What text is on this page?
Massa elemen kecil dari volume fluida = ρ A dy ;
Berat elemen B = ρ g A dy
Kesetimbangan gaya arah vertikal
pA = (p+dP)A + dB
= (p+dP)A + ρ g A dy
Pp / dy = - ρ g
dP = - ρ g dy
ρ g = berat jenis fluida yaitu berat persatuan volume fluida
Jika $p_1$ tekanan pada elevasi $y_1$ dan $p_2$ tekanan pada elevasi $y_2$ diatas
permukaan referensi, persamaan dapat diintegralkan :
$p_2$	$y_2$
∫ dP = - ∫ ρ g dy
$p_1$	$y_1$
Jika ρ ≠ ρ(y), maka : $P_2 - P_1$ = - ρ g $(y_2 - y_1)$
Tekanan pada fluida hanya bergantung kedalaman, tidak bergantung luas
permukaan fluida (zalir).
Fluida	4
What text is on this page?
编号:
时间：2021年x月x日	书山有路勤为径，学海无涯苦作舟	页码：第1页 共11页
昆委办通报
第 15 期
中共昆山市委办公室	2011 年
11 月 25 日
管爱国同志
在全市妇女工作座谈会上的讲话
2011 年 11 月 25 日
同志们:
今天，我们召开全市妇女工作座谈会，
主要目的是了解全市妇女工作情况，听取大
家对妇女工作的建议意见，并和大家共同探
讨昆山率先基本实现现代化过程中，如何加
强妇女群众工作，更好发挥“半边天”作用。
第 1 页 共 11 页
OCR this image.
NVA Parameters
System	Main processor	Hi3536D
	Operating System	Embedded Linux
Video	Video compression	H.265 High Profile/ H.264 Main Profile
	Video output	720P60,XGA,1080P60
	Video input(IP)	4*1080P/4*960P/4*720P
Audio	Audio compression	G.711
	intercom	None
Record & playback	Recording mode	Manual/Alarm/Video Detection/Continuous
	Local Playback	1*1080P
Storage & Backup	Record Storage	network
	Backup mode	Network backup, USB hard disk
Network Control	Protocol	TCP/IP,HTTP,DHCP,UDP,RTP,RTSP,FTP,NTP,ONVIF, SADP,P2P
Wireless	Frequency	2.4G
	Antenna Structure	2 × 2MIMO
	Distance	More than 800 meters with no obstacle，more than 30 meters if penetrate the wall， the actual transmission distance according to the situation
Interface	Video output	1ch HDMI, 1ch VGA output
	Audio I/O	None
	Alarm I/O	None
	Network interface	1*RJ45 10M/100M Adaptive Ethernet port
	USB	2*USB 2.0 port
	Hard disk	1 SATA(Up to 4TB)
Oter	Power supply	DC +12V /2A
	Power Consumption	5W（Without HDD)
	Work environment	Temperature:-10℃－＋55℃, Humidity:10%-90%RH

○ ○ ○ ○ ○ ○ ○

§ **WHAT YOU SHOULD DO**: Can you restate every record above word for word?

§ **IN RESPONSE**:
What text is on this page?
Massa elemen kecil dari volume fluida = ρ A dy ;
Berat elemen B = ρ g A dy
Kesetimbangan gaya arah vertikal
pA = (p+dP)A + dB
= (p+dP)A + ρ g A dy
Pp / dy = - ρ g
dP = - ρ g dy
ρ g = berat jenis fluida yaitu berat persatuan volume fluida
Jika $p_1$ tekanan pada elevasi $y_1$ dan $p_2$ tekanan pada elevasi $y_2$ diatas
permukaan referensi, persamaan dapat diintegralkan :
$p_2$	$y_2$
∫ dP = - ∫ ρ g dy
$p_1$	$y_1$
Jika ρ ≠ ρ(y), maka : $P_2 - P_1$ = - ρ g $(y_2 - y_1)$
Tekanan pada fluida hanya bergantung kedalaman, tidak bergantung luas
permukaan fluida (zalir).
Fluida	4
What text is on this page?
编号:
时间：2021年x月x日	书山有路勤为径，学海无涯苦作舟	页码：第1页 共11页
昆委办通报
第 15 期
中共昆山市委办公室	2011 年
11 月 25 日
管爱国同志
在全市妇女工作座谈会上的讲话
2011 年 11 月 25 日
同志们:
今天，我们召开全市妇女工作座谈会，
主要目的是了解全市妇女工作情况，听取大
家对妇女工作的建议意见，并和大家共同探
讨昆山率先基本实现现代化过程中，如何加
强妇女群众工作，更好发挥“半边天”作用。
第 1 页 共 11 页
OCR this image.
NVA Parameters
System	Main processor	Hi3536D
	Operating System	Embedded Linux
Video	Video compression	H.265 High Profile/ H.264 Main Profile
	Video output	720P60,XGA,1080P60
	Video input(IP)	4*1080P/4*960P/4*720P
Audio	Audio compression	G.711
	intercom	None
Record & playback	Recording mode	Manual/Alarm/Video Detection/Continuous
	Local Playback	1*1080P
Storage & Backup	Record Storage	network
	Backup mode	Network backup, USB hard disk
Network Control	Protocol	TCP/IP,HTTP,DHCP,UDP,RTP,RTSP,FTP,NTP,ONVIF, SADP,P2P
Wireless	Frequency	2.4G
	Antenna Structure	2 × 2MIMO
	Distance	More than 800 meters with no obstacle，more than 30 meters if penetrate the wall， the actual transmission distance according to the situation
Interface	Video output	1ch HDMI, 1ch VGA output
	Audio I/O	None
	Alarm I/O	None
	Network interface	1*RJ45 10M/100M Adaptive Ethernet port
	USB	2*USB 2.0 port
	Hard disk	1 SATA(Up to 4TB)
Oter	Power supply	DC +12V /2A
	Power Consumption	5W（Without HDD)
	Work environment	Temperature:-10℃－＋55℃, Humidity:10%-90%RH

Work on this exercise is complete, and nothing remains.